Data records
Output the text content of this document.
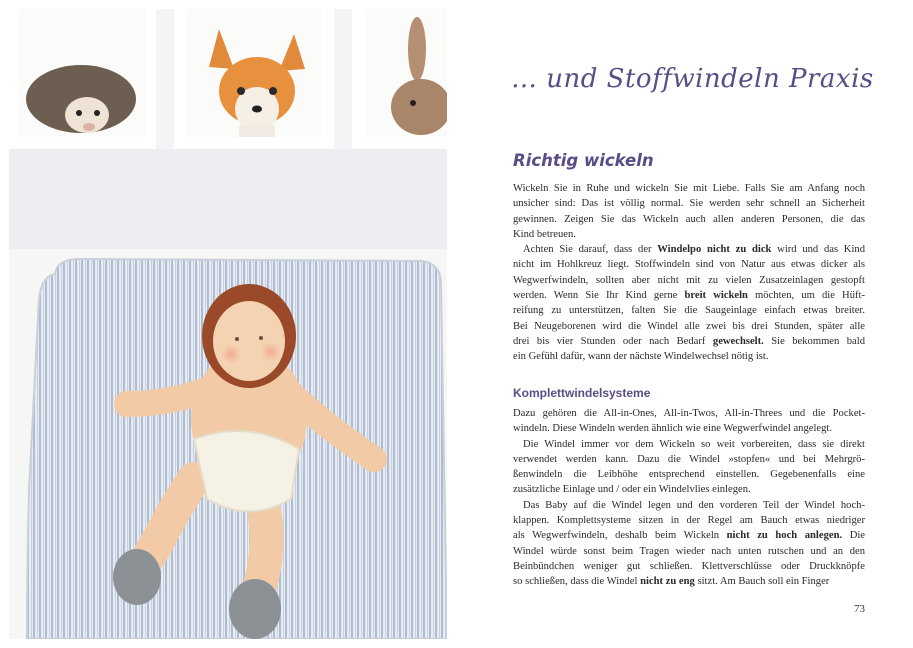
… und Stoffwindeln Praxis
Richtig wickeln
Wickeln Sie in Ruhe und wickeln Sie mit Liebe. Falls Sie am Anfang noch
unsicher sind: Das ist völlig normal. Sie werden sehr schnell an Sicherheit
gewinnen. Zeigen Sie das Wickeln auch allen anderen Personen, die das
Kind betreuen.
Achten Sie darauf, dass der Windelpo nicht zu dick wird und das Kind
nicht im Hohlkreuz liegt. Stoffwindeln sind von Natur aus etwas dicker als
Wegwerfwindeln, sollten aber nicht mit zu vielen Zusatzeinlagen gestopft
werden. Wenn Sie Ihr Kind gerne breit wickeln möchten, um die Hüft-
reifung zu unterstützen, falten Sie die Saugeinlage einfach etwas breiter.
Bei Neugeborenen wird die Windel alle zwei bis drei Stunden, später alle
drei bis vier Stunden oder nach Bedarf gewechselt. Sie bekommen bald
ein Gefühl dafür, wann der nächste Windelwechsel nötig ist.
Komplettwindelsysteme
Dazu gehören die All-in-Ones, All-in-Twos, All-in-Threes und die Pocket-
windeln. Diese Windeln werden ähnlich wie eine Wegwerfwindel angelegt.
Die Windel immer vor dem Wickeln so weit vorbereiten, dass sie direkt
verwendet werden kann. Dazu die Windel »stopfen« und bei Mehrgrö-
ßenwindeln die Leibhöhe entsprechend einstellen. Gegebenenfalls eine
zusätzliche Einlage und / oder ein Windelvlies einlegen.
Das Baby auf die Windel legen und den vorderen Teil der Windel hoch-
klappen. Komplettsysteme sitzen in der Regel am Bauch etwas niedriger
als Wegwerfwindeln, deshalb beim Wickeln nicht zu hoch anlegen. Die
Windel würde sonst beim Tragen wieder nach unten rutschen und an den
Beinbündchen weniger gut schließen. Klettverschlüsse oder Druckknöpfe
so schließen, dass die Windel nicht zu eng sitzt. Am Bauch soll ein Finger
73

**Aim of the task**
Make a copy of each line that contains the string "Kind".

**Complete answer**
Kind betreuen.
Achten Sie darauf, dass der Windelpo nicht zu dick wird und das Kind
werden. Wenn Sie Ihr Kind gerne breit wickeln möchten, um die Hüft-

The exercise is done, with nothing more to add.